* **Task requirements**
Report every line from the material that contains the word "right".

* **Data shown**
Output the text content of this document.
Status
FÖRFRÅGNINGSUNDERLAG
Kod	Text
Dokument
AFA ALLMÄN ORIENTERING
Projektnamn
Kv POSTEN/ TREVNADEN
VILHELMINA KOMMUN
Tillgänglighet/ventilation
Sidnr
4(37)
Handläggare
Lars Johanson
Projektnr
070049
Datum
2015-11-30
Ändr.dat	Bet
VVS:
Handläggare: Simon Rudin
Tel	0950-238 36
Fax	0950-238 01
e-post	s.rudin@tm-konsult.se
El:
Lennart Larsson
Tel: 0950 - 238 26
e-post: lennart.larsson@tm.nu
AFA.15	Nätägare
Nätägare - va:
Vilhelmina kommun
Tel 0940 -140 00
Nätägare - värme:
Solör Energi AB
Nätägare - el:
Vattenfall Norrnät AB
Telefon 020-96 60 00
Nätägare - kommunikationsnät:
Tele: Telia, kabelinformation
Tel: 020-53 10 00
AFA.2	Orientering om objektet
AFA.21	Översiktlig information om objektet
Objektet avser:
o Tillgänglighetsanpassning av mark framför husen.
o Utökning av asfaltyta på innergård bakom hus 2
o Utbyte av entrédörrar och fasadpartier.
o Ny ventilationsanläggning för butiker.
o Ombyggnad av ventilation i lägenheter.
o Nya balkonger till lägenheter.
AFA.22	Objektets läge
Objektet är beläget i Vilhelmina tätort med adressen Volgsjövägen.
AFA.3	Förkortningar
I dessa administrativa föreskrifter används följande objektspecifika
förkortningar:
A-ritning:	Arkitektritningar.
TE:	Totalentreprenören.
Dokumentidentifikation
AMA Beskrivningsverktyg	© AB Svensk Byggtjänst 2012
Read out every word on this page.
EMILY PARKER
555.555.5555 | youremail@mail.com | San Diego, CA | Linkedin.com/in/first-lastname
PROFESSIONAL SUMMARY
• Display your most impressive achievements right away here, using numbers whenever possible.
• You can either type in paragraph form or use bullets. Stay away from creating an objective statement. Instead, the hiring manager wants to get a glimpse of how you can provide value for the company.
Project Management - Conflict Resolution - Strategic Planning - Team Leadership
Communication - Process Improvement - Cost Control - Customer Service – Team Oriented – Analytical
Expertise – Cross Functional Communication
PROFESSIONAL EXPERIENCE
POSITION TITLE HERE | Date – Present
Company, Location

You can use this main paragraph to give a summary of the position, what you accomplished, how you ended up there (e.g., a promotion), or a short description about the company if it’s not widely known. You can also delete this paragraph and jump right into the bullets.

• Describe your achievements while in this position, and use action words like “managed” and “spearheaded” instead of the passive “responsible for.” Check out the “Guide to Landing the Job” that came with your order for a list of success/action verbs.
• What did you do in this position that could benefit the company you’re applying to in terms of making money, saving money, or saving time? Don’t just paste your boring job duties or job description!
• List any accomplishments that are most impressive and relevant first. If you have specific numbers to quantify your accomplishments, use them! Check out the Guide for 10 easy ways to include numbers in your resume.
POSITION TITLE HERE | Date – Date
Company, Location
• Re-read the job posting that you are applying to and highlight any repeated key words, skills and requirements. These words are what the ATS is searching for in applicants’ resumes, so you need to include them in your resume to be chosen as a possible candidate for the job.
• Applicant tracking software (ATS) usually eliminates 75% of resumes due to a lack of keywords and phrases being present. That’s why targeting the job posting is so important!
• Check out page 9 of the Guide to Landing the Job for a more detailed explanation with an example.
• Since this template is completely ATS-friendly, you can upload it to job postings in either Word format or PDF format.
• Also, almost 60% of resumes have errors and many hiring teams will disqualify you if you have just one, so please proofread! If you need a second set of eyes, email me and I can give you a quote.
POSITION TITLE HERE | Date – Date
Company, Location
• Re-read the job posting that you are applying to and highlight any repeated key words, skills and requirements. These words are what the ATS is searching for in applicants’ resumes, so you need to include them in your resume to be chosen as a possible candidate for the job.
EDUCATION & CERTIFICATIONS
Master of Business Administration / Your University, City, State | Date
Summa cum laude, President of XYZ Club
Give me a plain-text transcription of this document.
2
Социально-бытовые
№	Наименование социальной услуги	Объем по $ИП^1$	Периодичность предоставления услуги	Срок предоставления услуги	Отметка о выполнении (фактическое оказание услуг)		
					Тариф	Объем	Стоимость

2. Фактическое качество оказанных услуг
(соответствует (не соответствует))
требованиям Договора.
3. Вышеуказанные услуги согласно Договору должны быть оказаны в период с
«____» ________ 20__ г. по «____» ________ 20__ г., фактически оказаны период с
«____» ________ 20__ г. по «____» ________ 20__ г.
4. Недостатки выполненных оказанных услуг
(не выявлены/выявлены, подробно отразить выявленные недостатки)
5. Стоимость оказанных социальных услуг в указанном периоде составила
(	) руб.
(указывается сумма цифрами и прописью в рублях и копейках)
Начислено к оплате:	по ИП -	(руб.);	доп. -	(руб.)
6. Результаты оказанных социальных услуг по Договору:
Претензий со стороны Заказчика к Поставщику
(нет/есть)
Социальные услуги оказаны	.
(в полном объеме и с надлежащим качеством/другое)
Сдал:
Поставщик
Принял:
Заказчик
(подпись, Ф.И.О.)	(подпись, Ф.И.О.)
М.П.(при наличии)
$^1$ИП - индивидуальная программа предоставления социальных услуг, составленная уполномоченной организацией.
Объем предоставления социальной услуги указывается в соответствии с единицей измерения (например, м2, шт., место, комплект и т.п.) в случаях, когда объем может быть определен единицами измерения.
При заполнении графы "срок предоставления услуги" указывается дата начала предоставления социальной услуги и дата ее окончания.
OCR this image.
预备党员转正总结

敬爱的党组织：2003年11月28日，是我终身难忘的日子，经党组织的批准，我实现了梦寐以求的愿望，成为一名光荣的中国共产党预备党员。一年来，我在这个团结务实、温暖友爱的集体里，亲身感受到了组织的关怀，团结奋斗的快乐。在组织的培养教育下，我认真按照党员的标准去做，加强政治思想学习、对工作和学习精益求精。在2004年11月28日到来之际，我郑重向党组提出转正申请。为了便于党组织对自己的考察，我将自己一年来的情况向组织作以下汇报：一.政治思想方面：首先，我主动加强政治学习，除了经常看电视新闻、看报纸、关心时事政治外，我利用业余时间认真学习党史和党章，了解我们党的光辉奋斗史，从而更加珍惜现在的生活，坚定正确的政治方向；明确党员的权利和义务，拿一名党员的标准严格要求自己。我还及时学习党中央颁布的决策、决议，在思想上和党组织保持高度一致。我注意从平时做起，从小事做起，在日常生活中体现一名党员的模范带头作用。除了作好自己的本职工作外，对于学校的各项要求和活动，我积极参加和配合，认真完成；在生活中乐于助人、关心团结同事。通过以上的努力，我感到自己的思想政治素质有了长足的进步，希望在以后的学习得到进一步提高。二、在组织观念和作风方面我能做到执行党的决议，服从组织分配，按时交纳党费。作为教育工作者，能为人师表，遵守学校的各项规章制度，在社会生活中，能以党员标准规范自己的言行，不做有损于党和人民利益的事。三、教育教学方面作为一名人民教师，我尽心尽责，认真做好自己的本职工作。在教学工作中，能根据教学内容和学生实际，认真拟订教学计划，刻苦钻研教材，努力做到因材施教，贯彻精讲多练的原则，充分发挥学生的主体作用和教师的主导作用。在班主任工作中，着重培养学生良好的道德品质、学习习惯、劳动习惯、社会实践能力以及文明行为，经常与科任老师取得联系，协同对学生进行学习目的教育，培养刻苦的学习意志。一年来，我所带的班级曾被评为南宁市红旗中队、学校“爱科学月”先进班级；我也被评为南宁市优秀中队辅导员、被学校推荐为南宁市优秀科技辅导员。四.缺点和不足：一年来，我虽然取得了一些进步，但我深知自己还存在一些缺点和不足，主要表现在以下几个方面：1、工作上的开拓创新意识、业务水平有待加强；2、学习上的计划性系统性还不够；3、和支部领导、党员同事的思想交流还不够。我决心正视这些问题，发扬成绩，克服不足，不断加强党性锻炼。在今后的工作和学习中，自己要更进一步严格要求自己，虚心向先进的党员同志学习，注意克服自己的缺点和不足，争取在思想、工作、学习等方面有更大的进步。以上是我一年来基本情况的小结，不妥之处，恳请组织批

* **Output of the task**
• Display your most impressive achievements right away here, using numbers whenever possible.
You can use this main paragraph to give a summary of the position, what you accomplished, how you ended up there (e.g., a promotion), or a short description about the company if it’s not widely known. You can also delete this paragraph and jump right into the bullets.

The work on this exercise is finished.